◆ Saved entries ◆
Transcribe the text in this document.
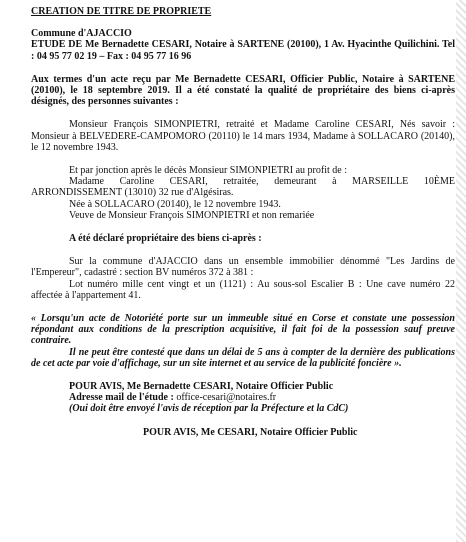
CREATION DE TITRE DE PROPRIETE

Commune d'AJACCIO

ETUDE DE Me Bernadette CESARI, Notaire à SARTENE (20100), 1 Av. Hyacinthe Quilichini. Tel : 04 95 77 02 19 – Fax : 04 95 77 16 96

Aux termes d'un acte reçu par Me Bernadette CESARI, Officier Public, Notaire à SARTENE (20100), le 18 septembre 2019. Il a été constaté la qualité de propriétaire des biens ci-après désignés, des personnes suivantes :

Monsieur François SIMONPIETRI, retraité et Madame Caroline CESARI, Nés savoir : Monsieur à BELVEDERE-CAMPOMORO (20110) le 14 mars 1934, Madame à SOLLACARO (20140), le 12 novembre 1943.

Et par jonction après le décès Monsieur SIMONPIETRI au profit de :

Madame Caroline CESARI, retraitée, demeurant à MARSEILLE 10ÈME ARRONDISSEMENT (13010) 32 rue d'Algésiras.

Née à SOLLACARO (20140), le 12 novembre 1943.

Veuve de Monsieur François SIMONPIETRI et non remariée

A été déclaré propriétaire des biens ci-après :

Sur la commune d'AJACCIO dans un ensemble immobilier dénommé "Les Jardins de l'Empereur", cadastré : section BV numéros 372 à 381 :

Lot numéro mille cent vingt et un (1121) : Au sous-sol Escalier B : Une cave numéro 22 affectée à l'appartement 41.

« Lorsqu'un acte de Notoriété porte sur un immeuble situé en Corse et constate une possession répondant aux conditions de la prescription acquisitive, il fait foi de la possession sauf preuve contraire.

Il ne peut être contesté que dans un délai de 5 ans à compter de la dernière des publications de cet acte par voie d'affichage, sur un site internet et au service de la publicité foncière ».

POUR AVIS, Me Bernadette CESARI, Notaire Officier Public

Adresse mail de l'étude : office-cesari@notaires.fr

(Oui doit être envoyé l'avis de réception par la Préfecture et la CdC)

POUR AVIS, Me CESARI, Notaire Officier Public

◆ GOAL ◆
Pick out each line in the material containing "Bernadette".

◆ RESULT BELOW ◆
ETUDE DE Me Bernadette CESARI, Notaire à SARTENE (20100), 1 Av. Hyacinthe Quilichini. Tel : 04 95 77 02 19 – Fax : 04 95 77 16 96
Aux termes d'un acte reçu par Me Bernadette CESARI, Officier Public, Notaire à SARTENE (20100), le 18 septembre 2019. Il a été constaté la qualité de propriétaire des biens ci-après désignés, des personnes suivantes :
POUR AVIS, Me Bernadette CESARI, Notaire Officier Public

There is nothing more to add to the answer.